#### Aim of the exercise:
Put every line of the listing below into a Markdown table with the columns Row and Entry. Number each line and leave out any blank lines.

#### Record excerpts:
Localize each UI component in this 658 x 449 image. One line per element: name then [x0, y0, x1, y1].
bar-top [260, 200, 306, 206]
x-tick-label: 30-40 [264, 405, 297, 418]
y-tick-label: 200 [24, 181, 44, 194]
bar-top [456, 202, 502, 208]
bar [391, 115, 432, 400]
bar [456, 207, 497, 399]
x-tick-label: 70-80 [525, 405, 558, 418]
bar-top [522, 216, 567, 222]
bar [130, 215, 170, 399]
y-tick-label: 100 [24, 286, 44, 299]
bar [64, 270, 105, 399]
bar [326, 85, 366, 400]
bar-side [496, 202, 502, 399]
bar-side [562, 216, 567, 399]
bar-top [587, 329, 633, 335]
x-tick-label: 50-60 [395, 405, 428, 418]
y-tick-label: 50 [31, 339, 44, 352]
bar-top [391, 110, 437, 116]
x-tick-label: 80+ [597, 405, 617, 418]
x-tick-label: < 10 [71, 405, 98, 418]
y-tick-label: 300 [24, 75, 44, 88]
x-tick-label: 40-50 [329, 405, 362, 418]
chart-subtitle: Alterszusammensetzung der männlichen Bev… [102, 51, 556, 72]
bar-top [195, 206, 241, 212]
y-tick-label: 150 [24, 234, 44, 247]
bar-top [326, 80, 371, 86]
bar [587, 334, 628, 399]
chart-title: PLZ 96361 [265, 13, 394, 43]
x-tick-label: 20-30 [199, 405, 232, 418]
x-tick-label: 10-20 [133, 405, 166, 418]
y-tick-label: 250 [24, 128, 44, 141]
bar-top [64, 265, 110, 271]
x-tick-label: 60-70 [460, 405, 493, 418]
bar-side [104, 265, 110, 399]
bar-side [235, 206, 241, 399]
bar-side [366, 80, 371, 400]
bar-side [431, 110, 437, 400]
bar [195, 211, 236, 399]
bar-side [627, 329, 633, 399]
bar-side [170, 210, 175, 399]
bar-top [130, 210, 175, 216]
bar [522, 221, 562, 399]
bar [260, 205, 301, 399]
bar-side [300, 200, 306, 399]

#### Reply:
| Row | Entry |
|---|---|
| 1 | Localize each UI component in this 658 x 449 image. One line per element: name then [x0, y0, x1, y1]. |
| 2 | bar-top [260, 200, 306, 206] |
| 3 | x-tick-label: 30-40 [264, 405, 297, 418] |
| 4 | y-tick-label: 200 [24, 181, 44, 194] |
| 5 | bar-top [456, 202, 502, 208] |
| 6 | bar [391, 115, 432, 400] |
| 7 | bar [456, 207, 497, 399] |
| 8 | x-tick-label: 70-80 [525, 405, 558, 418] |
| 9 | bar-top [522, 216, 567, 222] |
| 10 | bar [130, 215, 170, 399] |
| 11 | y-tick-label: 100 [24, 286, 44, 299] |
| 12 | bar [64, 270, 105, 399] |
| 13 | bar [326, 85, 366, 400] |
| 14 | bar-side [496, 202, 502, 399] |
| 15 | bar-side [562, 216, 567, 399] |
| 16 | bar-top [587, 329, 633, 335] |
| 17 | x-tick-label: 50-60 [395, 405, 428, 418] |
| 18 | y-tick-label: 50 [31, 339, 44, 352] |
| 19 | bar-top [391, 110, 437, 116] |
| 20 | x-tick-label: 80+ [597, 405, 617, 418] |
| 21 | x-tick-label: < 10 [71, 405, 98, 418] |
| 22 | y-tick-label: 300 [24, 75, 44, 88] |
| 23 | x-tick-label: 40-50 [329, 405, 362, 418] |
| 24 | chart-subtitle: Alterszusammensetzung der männlichen Bev… [102, 51, 556, 72] |
| 25 | bar-top [195, 206, 241, 212] |
| 26 | y-tick-label: 150 [24, 234, 44, 247] |
| 27 | bar-top [326, 80, 371, 86] |
| 28 | bar [587, 334, 628, 399] |
| 29 | chart-title: PLZ 96361 [265, 13, 394, 43] |
| 30 | x-tick-label: 20-30 [199, 405, 232, 418] |
| 31 | x-tick-label: 10-20 [133, 405, 166, 418] |
| 32 | y-tick-label: 250 [24, 128, 44, 141] |
| 33 | bar-top [64, 265, 110, 271] |
| 34 | x-tick-label: 60-70 [460, 405, 493, 418] |
| 35 | bar-side [104, 265, 110, 399] |
| 36 | bar-side [235, 206, 241, 399] |
| 37 | bar-side [366, 80, 371, 400] |
| 38 | bar-side [431, 110, 437, 400] |
| 39 | bar [195, 211, 236, 399] |
| 40 | bar-side [627, 329, 633, 399] |
| 41 | bar-side [170, 210, 175, 399] |
| 42 | bar-top [130, 210, 175, 216] |
| 43 | bar [522, 221, 562, 399] |
| 44 | bar [260, 205, 301, 399] |
| 45 | bar-side [300, 200, 306, 399] |